## WORK TO BE COMPLETED
Using the material that follows, identify and copy each line with the string "document".

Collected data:
###
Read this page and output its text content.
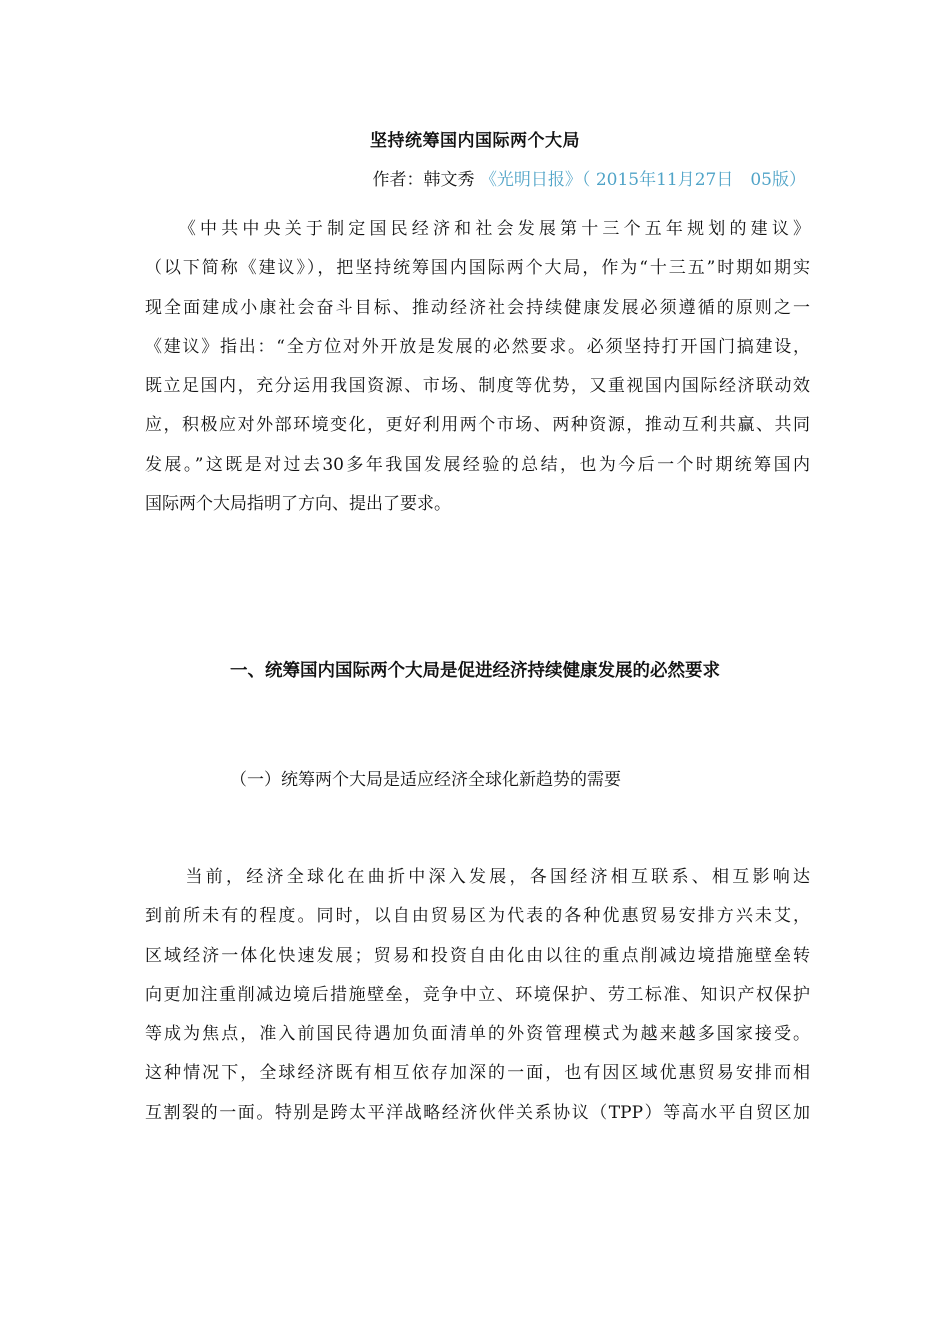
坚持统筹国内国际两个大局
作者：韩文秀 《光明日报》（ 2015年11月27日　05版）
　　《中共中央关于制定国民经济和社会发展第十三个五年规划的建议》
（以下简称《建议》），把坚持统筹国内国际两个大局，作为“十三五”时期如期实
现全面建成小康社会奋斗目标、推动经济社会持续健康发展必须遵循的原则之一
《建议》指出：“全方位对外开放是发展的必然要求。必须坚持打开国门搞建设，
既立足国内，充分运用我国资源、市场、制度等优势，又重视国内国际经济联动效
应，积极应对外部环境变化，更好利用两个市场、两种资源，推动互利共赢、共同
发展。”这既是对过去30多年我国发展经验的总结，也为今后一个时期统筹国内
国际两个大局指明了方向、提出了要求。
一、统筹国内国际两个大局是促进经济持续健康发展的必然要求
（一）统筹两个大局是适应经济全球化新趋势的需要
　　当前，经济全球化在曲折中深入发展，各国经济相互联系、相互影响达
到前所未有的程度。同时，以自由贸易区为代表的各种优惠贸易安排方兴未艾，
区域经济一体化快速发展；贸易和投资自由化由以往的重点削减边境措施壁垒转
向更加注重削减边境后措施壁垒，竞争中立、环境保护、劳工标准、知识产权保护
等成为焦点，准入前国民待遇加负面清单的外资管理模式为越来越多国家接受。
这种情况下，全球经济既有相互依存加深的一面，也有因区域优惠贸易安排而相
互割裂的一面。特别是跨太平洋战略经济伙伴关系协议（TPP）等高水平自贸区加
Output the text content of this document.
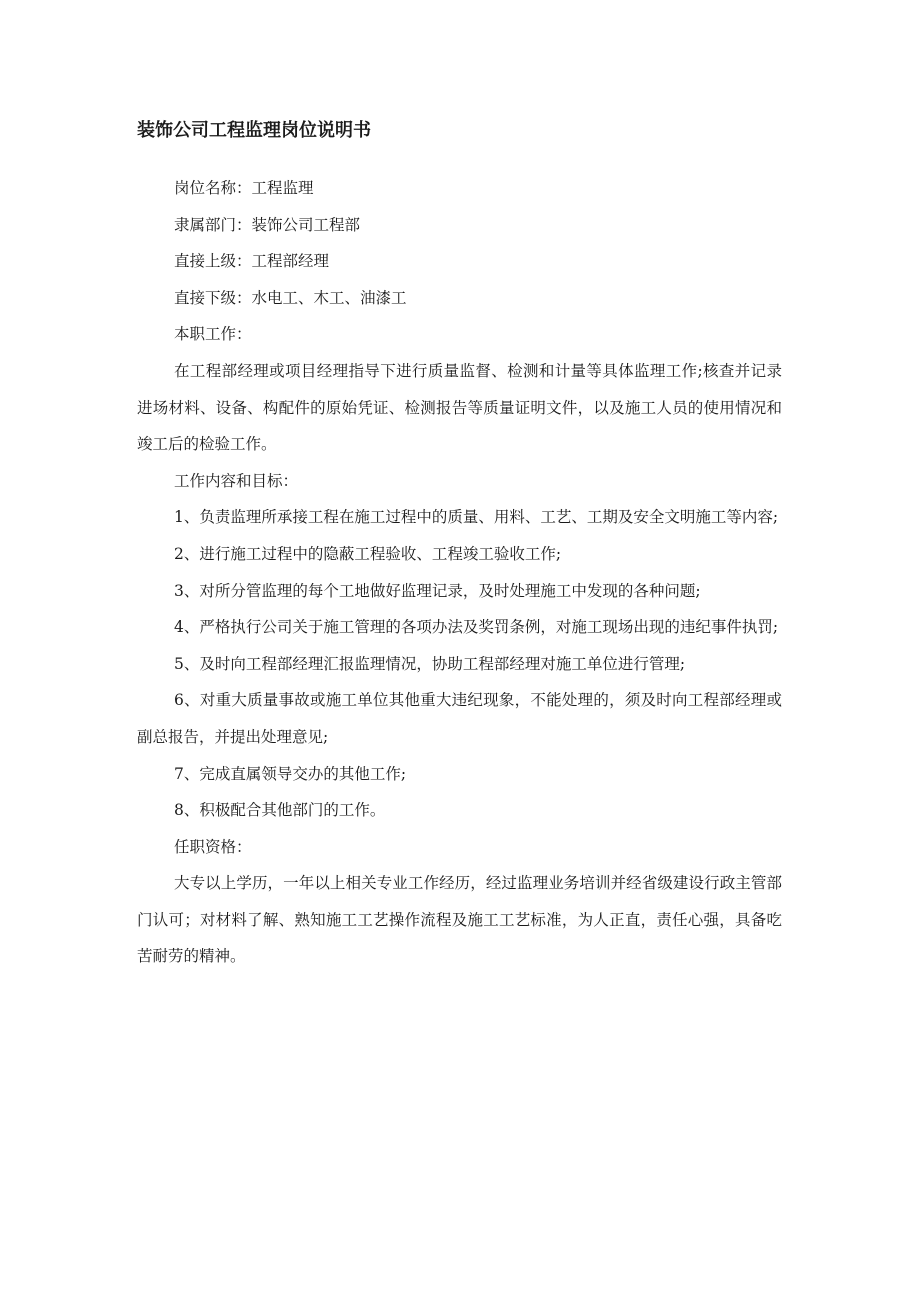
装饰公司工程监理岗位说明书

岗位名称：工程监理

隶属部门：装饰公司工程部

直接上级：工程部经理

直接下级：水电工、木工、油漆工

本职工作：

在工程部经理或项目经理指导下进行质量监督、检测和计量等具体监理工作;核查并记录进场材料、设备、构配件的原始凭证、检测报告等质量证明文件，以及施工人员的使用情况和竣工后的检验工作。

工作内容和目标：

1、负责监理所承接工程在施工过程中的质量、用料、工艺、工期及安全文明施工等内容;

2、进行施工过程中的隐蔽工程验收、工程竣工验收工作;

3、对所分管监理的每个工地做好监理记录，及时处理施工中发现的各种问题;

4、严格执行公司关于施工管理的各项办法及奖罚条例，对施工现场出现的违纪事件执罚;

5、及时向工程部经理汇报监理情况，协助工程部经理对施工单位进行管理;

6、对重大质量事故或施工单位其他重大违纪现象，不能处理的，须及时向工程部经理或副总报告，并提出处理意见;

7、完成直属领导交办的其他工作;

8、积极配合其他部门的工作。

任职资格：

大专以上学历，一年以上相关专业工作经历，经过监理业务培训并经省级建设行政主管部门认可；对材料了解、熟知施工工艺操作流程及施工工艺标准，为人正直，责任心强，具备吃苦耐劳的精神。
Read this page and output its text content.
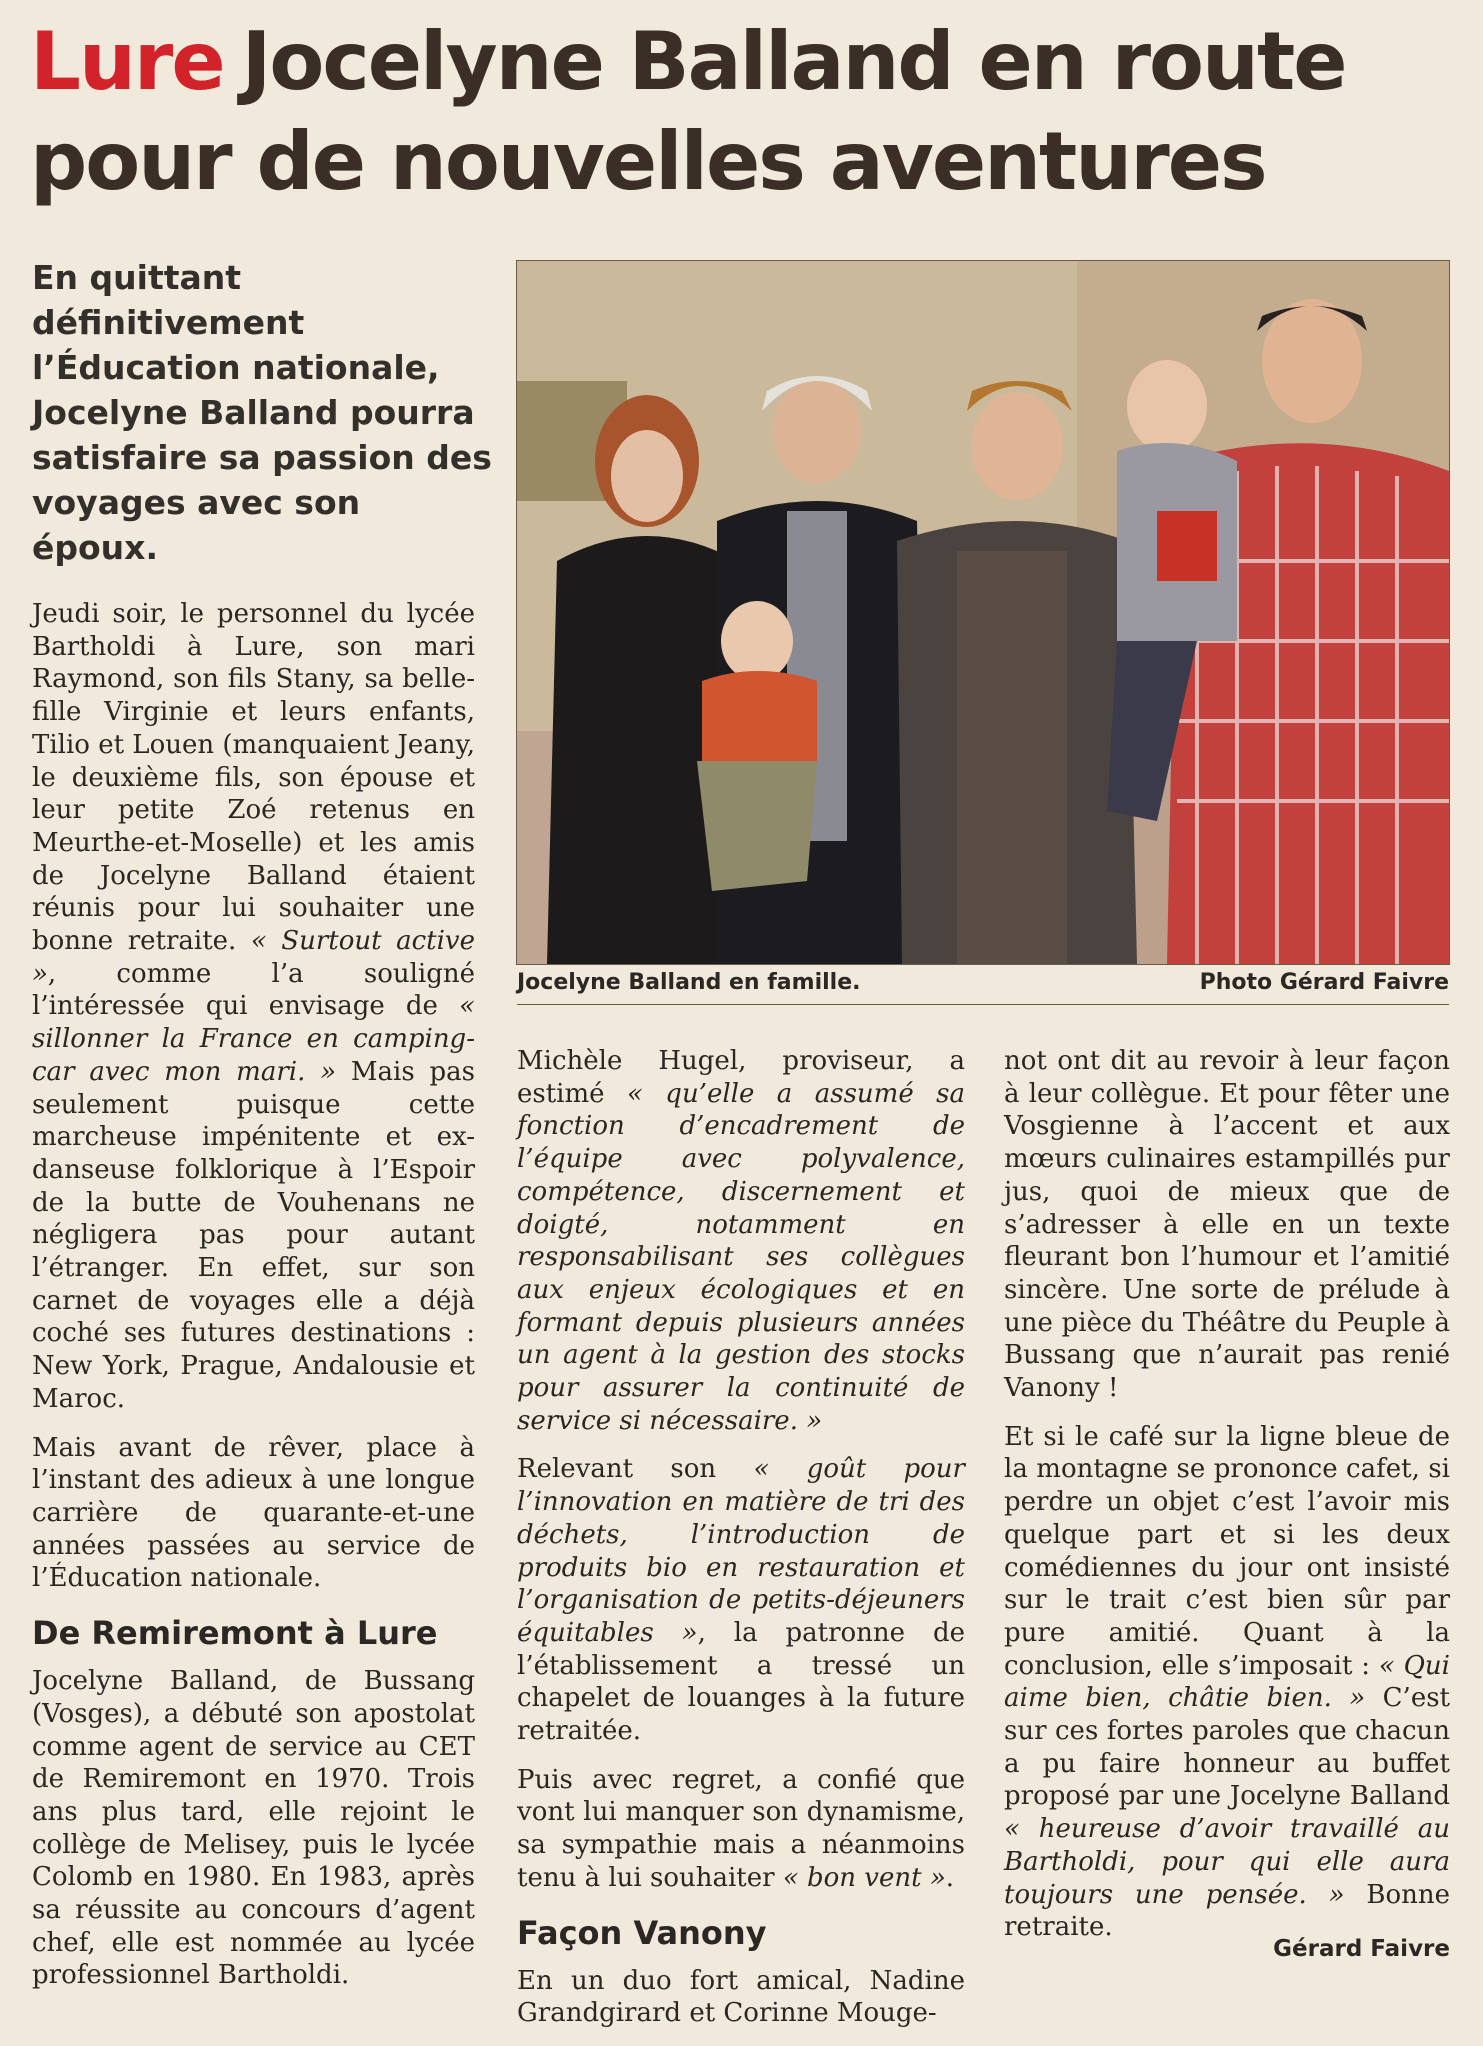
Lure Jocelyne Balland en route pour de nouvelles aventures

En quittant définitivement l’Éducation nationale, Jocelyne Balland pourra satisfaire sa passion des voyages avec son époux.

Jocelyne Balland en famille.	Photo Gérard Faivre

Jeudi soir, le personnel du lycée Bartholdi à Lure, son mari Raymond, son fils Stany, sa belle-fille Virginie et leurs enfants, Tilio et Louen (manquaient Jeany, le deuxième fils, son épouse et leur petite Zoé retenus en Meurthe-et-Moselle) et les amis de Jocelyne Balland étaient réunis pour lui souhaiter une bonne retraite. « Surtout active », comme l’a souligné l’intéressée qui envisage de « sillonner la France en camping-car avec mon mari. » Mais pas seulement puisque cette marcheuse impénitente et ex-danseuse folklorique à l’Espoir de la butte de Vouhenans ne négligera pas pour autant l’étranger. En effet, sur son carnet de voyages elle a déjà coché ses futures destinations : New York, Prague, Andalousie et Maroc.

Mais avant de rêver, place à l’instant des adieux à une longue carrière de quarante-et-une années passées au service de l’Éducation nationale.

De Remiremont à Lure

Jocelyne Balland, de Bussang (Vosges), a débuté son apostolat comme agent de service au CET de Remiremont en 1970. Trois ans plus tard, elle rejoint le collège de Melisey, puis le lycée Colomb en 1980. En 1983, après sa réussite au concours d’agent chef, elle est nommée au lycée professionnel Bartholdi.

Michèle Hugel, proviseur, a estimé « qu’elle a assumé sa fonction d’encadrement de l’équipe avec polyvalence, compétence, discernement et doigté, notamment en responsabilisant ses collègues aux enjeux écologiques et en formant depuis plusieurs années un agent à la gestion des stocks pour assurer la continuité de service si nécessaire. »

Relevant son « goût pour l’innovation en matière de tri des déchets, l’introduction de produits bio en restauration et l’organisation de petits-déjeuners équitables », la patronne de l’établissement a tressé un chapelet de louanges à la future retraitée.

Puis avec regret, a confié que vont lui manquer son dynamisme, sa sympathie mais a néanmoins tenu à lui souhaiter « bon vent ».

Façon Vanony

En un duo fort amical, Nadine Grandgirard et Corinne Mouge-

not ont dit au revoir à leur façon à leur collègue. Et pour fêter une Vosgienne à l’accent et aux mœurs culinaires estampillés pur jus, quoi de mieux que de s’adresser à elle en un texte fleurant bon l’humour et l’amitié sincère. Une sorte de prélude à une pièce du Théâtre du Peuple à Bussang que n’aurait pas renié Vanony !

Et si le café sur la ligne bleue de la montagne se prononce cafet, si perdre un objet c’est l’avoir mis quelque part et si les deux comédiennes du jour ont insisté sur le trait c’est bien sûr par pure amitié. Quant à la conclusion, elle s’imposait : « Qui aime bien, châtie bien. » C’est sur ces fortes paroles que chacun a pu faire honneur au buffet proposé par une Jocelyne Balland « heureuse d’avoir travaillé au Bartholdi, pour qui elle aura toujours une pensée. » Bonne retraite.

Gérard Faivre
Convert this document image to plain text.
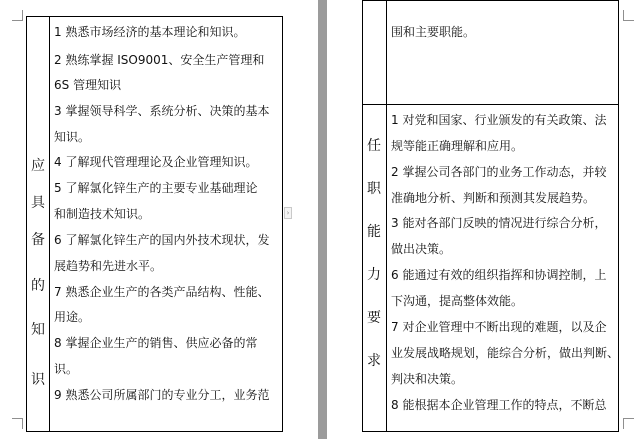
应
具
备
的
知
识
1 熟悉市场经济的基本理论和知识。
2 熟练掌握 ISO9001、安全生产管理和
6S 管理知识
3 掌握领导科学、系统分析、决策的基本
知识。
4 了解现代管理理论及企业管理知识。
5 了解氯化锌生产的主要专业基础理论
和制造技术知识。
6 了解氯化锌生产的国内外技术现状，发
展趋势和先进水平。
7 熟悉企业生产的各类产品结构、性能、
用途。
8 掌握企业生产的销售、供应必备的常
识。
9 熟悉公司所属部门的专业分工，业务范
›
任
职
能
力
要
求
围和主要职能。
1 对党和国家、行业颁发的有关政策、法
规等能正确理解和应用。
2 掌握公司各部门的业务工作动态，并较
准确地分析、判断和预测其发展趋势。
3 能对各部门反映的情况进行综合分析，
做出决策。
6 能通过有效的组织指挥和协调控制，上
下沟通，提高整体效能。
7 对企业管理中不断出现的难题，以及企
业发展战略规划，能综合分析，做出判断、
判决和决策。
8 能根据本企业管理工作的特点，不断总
###
## WRITTEN RESPONSE
Output the text content of this document.
Convert this document image to plain text.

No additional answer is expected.